→ **Problem**: Repeat all of the material exactly as given.

→ **Source records**:
▼
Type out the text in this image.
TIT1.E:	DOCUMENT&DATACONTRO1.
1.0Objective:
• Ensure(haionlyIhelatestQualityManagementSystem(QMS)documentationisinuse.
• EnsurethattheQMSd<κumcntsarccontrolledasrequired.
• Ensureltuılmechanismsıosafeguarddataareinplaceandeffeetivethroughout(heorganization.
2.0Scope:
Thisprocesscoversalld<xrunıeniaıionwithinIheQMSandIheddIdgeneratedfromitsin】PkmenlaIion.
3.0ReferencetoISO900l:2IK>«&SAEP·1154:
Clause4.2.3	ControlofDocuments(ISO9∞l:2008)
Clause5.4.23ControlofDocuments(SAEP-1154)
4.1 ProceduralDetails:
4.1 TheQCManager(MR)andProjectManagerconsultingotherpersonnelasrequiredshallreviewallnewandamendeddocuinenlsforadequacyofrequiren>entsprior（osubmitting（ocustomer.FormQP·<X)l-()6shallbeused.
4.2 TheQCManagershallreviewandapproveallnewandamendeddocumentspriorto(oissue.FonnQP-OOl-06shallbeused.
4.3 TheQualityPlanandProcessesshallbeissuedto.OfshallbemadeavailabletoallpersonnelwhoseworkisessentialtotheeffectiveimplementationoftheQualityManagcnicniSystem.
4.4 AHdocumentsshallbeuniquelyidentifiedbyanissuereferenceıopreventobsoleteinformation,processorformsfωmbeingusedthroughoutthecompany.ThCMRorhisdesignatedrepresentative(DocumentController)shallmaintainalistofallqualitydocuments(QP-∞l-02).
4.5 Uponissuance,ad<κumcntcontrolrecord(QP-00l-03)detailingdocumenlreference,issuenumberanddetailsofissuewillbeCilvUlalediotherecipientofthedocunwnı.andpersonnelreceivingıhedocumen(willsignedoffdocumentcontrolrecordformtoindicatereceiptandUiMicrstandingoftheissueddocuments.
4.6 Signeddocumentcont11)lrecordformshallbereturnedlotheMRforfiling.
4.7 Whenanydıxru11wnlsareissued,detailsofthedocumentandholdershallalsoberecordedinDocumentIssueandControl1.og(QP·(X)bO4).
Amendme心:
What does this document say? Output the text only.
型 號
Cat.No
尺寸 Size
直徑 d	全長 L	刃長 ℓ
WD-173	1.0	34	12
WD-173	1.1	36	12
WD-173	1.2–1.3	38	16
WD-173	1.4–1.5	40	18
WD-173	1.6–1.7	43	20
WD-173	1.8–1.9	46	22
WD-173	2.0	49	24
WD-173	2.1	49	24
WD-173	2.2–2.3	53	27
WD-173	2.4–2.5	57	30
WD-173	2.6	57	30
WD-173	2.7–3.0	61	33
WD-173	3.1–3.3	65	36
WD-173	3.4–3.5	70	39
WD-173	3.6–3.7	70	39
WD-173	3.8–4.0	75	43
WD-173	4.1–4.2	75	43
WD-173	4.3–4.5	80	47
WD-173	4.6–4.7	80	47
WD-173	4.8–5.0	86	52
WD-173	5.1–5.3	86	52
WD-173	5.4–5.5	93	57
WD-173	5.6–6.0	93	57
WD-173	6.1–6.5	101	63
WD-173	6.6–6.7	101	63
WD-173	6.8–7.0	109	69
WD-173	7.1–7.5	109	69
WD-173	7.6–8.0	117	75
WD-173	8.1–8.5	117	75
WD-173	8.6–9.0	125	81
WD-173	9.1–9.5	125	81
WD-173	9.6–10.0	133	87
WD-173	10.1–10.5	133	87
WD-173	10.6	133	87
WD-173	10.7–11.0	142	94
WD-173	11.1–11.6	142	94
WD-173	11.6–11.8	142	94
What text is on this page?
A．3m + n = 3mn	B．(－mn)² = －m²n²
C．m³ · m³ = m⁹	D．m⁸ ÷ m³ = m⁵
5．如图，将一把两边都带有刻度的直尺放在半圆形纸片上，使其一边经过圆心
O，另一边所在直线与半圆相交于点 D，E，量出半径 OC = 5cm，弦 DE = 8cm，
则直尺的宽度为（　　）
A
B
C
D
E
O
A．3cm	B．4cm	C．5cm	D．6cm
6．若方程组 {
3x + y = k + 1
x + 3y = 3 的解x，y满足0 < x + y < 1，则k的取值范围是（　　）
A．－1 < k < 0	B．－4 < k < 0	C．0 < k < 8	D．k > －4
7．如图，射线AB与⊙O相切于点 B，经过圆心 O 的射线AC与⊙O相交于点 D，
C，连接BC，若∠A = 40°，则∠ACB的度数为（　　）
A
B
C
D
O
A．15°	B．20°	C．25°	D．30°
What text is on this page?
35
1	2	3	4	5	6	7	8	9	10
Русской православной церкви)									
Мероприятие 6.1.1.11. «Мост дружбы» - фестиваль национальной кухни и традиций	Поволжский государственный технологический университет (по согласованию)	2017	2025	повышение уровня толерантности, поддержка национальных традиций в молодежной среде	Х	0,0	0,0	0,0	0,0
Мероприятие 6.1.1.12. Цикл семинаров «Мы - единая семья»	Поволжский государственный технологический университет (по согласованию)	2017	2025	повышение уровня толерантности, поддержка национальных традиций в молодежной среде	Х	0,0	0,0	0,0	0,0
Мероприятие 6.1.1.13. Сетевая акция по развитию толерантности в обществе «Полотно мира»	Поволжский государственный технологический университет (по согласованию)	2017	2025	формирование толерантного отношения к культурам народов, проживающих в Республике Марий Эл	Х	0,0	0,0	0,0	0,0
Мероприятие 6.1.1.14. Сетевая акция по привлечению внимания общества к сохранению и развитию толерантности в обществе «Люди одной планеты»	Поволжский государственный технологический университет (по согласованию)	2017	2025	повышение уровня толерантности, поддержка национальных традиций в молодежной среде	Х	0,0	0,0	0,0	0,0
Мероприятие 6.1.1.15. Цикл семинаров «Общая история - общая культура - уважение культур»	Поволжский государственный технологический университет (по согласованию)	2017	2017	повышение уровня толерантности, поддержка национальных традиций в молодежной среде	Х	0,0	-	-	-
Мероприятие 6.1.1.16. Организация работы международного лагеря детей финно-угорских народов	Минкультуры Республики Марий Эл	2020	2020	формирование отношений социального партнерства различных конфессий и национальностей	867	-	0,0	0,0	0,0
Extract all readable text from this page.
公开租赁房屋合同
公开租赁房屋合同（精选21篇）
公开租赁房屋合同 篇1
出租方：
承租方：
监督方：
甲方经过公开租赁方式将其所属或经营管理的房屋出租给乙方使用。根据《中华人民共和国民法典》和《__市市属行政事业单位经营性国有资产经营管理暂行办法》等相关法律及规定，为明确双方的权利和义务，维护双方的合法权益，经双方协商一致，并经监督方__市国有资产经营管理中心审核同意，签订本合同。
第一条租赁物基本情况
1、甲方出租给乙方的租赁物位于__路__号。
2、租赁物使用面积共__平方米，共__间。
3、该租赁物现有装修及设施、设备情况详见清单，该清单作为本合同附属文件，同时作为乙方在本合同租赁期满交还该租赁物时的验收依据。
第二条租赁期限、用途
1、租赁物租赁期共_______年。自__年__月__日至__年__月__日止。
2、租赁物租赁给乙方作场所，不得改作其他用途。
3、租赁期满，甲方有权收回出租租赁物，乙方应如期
▲
→ **Exercise answer**:
Type out the text in this image.
TIT1.E:	DOCUMENT&DATACONTRO1.
1.0Objective:
• Ensure(haionlyIhelatestQualityManagementSystem(QMS)documentationisinuse.
• EnsurethattheQMSd<κumcntsarccontrolledasrequired.
• Ensureltuılmechanismsıosafeguarddataareinplaceandeffeetivethroughout(heorganization.
2.0Scope:
Thisprocesscoversalld<xrunıeniaıionwithinIheQMSandIheddIdgeneratedfromitsin】PkmenlaIion.
3.0ReferencetoISO900l:2IK>«&SAEP·1154:
Clause4.2.3	ControlofDocuments(ISO9∞l:2008)
Clause5.4.23ControlofDocuments(SAEP-1154)
4.1 ProceduralDetails:
4.1 TheQCManager(MR)andProjectManagerconsultingotherpersonnelasrequiredshallreviewallnewandamendeddocuinenlsforadequacyofrequiren>entsprior（osubmitting（ocustomer.FormQP·<X)l-()6shallbeused.
4.2 TheQCManagershallreviewandapproveallnewandamendeddocumentspriorto(oissue.FonnQP-OOl-06shallbeused.
4.3 TheQualityPlanandProcessesshallbeissuedto.OfshallbemadeavailabletoallpersonnelwhoseworkisessentialtotheeffectiveimplementationoftheQualityManagcnicniSystem.
4.4 AHdocumentsshallbeuniquelyidentifiedbyanissuereferenceıopreventobsoleteinformation,processorformsfωmbeingusedthroughoutthecompany.ThCMRorhisdesignatedrepresentative(DocumentController)shallmaintainalistofallqualitydocuments(QP-∞l-02).
4.5 Uponissuance,ad<κumcntcontrolrecord(QP-00l-03)detailingdocumenlreference,issuenumberanddetailsofissuewillbeCilvUlalediotherecipientofthedocunwnı.andpersonnelreceivingıhedocumen(willsignedoffdocumentcontrolrecordformtoindicatereceiptandUiMicrstandingoftheissueddocuments.
4.6 Signeddocumentcont11)lrecordformshallbereturnedlotheMRforfiling.
4.7 Whenanydıxru11wnlsareissued,detailsofthedocumentandholdershallalsoberecordedinDocumentIssueandControl1.og(QP·(X)bO4).
Amendme心:
What does this document say? Output the text only.
型 號
Cat.No
尺寸 Size
直徑 d	全長 L	刃長 ℓ
WD-173	1.0	34	12
WD-173	1.1	36	12
WD-173	1.2–1.3	38	16
WD-173	1.4–1.5	40	18
WD-173	1.6–1.7	43	20
WD-173	1.8–1.9	46	22
WD-173	2.0	49	24
WD-173	2.1	49	24
WD-173	2.2–2.3	53	27
WD-173	2.4–2.5	57	30
WD-173	2.6	57	30
WD-173	2.7–3.0	61	33
WD-173	3.1–3.3	65	36
WD-173	3.4–3.5	70	39
WD-173	3.6–3.7	70	39
WD-173	3.8–4.0	75	43
WD-173	4.1–4.2	75	43
WD-173	4.3–4.5	80	47
WD-173	4.6–4.7	80	47
WD-173	4.8–5.0	86	52
WD-173	5.1–5.3	86	52
WD-173	5.4–5.5	93	57
WD-173	5.6–6.0	93	57
WD-173	6.1–6.5	101	63
WD-173	6.6–6.7	101	63
WD-173	6.8–7.0	109	69
WD-173	7.1–7.5	109	69
WD-173	7.6–8.0	117	75
WD-173	8.1–8.5	117	75
WD-173	8.6–9.0	125	81
WD-173	9.1–9.5	125	81
WD-173	9.6–10.0	133	87
WD-173	10.1–10.5	133	87
WD-173	10.6	133	87
WD-173	10.7–11.0	142	94
WD-173	11.1–11.6	142	94
WD-173	11.6–11.8	142	94
What text is on this page?
A．3m + n = 3mn	B．(－mn)² = －m²n²
C．m³ · m³ = m⁹	D．m⁸ ÷ m³ = m⁵
5．如图，将一把两边都带有刻度的直尺放在半圆形纸片上，使其一边经过圆心
O，另一边所在直线与半圆相交于点 D，E，量出半径 OC = 5cm，弦 DE = 8cm，
则直尺的宽度为（　　）
A
B
C
D
E
O
A．3cm	B．4cm	C．5cm	D．6cm
6．若方程组 {
3x + y = k + 1
x + 3y = 3 的解x，y满足0 < x + y < 1，则k的取值范围是（　　）
A．－1 < k < 0	B．－4 < k < 0	C．0 < k < 8	D．k > －4
7．如图，射线AB与⊙O相切于点 B，经过圆心 O 的射线AC与⊙O相交于点 D，
C，连接BC，若∠A = 40°，则∠ACB的度数为（　　）
A
B
C
D
O
A．15°	B．20°	C．25°	D．30°
What text is on this page?
35
1	2	3	4	5	6	7	8	9	10
Русской православной церкви)									
Мероприятие 6.1.1.11. «Мост дружбы» - фестиваль национальной кухни и традиций	Поволжский государственный технологический университет (по согласованию)	2017	2025	повышение уровня толерантности, поддержка национальных традиций в молодежной среде	Х	0,0	0,0	0,0	0,0
Мероприятие 6.1.1.12. Цикл семинаров «Мы - единая семья»	Поволжский государственный технологический университет (по согласованию)	2017	2025	повышение уровня толерантности, поддержка национальных традиций в молодежной среде	Х	0,0	0,0	0,0	0,0
Мероприятие 6.1.1.13. Сетевая акция по развитию толерантности в обществе «Полотно мира»	Поволжский государственный технологический университет (по согласованию)	2017	2025	формирование толерантного отношения к культурам народов, проживающих в Республике Марий Эл	Х	0,0	0,0	0,0	0,0
Мероприятие 6.1.1.14. Сетевая акция по привлечению внимания общества к сохранению и развитию толерантности в обществе «Люди одной планеты»	Поволжский государственный технологический университет (по согласованию)	2017	2025	повышение уровня толерантности, поддержка национальных традиций в молодежной среде	Х	0,0	0,0	0,0	0,0
Мероприятие 6.1.1.15. Цикл семинаров «Общая история - общая культура - уважение культур»	Поволжский государственный технологический университет (по согласованию)	2017	2017	повышение уровня толерантности, поддержка национальных традиций в молодежной среде	Х	0,0	-	-	-
Мероприятие 6.1.1.16. Организация работы международного лагеря детей финно-угорских народов	Минкультуры Республики Марий Эл	2020	2020	формирование отношений социального партнерства различных конфессий и национальностей	867	-	0,0	0,0	0,0
Extract all readable text from this page.
公开租赁房屋合同
公开租赁房屋合同（精选21篇）
公开租赁房屋合同 篇1
出租方：
承租方：
监督方：
甲方经过公开租赁方式将其所属或经营管理的房屋出租给乙方使用。根据《中华人民共和国民法典》和《__市市属行政事业单位经营性国有资产经营管理暂行办法》等相关法律及规定，为明确双方的权利和义务，维护双方的合法权益，经双方协商一致，并经监督方__市国有资产经营管理中心审核同意，签订本合同。
第一条租赁物基本情况
1、甲方出租给乙方的租赁物位于__路__号。
2、租赁物使用面积共__平方米，共__间。
3、该租赁物现有装修及设施、设备情况详见清单，该清单作为本合同附属文件，同时作为乙方在本合同租赁期满交还该租赁物时的验收依据。
第二条租赁期限、用途
1、租赁物租赁期共_______年。自__年__月__日至__年__月__日止。
2、租赁物租赁给乙方作场所，不得改作其他用途。
3、租赁期满，甲方有权收回出租租赁物，乙方应如期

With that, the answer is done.